## WRITTEN REQUEST
Report only the number of lines in the records that contain the word "Dyna".

## EXERCISE INPUTS
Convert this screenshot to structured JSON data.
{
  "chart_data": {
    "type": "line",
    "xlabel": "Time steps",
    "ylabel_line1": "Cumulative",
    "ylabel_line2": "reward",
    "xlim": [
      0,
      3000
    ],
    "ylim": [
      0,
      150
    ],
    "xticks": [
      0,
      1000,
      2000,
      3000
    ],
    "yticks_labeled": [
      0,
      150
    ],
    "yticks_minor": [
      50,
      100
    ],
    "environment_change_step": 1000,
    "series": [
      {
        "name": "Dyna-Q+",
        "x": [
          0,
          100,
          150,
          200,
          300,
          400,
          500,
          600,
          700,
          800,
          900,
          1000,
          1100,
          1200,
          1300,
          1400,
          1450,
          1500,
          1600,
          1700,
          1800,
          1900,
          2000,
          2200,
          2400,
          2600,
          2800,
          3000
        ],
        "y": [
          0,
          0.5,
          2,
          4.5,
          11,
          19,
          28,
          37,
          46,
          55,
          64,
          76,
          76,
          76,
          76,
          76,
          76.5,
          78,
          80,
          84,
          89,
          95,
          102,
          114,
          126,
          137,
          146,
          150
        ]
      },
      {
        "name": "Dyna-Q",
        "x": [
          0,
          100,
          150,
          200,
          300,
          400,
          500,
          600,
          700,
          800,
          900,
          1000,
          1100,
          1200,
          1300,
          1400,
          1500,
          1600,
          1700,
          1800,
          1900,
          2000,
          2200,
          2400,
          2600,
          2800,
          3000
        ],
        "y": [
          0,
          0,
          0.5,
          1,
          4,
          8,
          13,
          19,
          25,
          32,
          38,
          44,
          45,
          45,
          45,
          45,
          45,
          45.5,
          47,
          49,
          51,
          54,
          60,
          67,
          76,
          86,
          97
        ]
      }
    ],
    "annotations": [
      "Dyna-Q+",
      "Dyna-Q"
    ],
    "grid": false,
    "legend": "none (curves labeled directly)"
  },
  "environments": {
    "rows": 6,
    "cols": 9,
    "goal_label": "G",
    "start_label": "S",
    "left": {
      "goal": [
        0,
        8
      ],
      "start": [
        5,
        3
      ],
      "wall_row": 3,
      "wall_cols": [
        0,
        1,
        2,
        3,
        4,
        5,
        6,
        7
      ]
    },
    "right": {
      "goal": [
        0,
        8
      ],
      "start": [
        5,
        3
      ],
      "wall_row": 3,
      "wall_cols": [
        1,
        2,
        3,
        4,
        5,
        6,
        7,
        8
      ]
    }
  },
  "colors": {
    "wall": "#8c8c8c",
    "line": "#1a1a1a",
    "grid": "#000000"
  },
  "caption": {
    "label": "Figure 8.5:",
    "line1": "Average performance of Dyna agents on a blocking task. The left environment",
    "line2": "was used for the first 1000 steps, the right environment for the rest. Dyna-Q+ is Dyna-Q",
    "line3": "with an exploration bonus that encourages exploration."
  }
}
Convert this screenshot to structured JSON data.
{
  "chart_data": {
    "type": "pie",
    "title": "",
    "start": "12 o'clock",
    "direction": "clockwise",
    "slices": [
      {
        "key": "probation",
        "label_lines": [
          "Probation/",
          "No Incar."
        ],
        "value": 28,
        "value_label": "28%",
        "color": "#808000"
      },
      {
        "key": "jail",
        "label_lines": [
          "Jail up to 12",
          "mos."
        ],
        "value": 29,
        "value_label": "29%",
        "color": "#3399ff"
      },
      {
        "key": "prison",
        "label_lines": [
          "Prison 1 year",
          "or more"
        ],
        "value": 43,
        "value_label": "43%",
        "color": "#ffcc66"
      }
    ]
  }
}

## RESPONSE TO THIS EXERCISE
6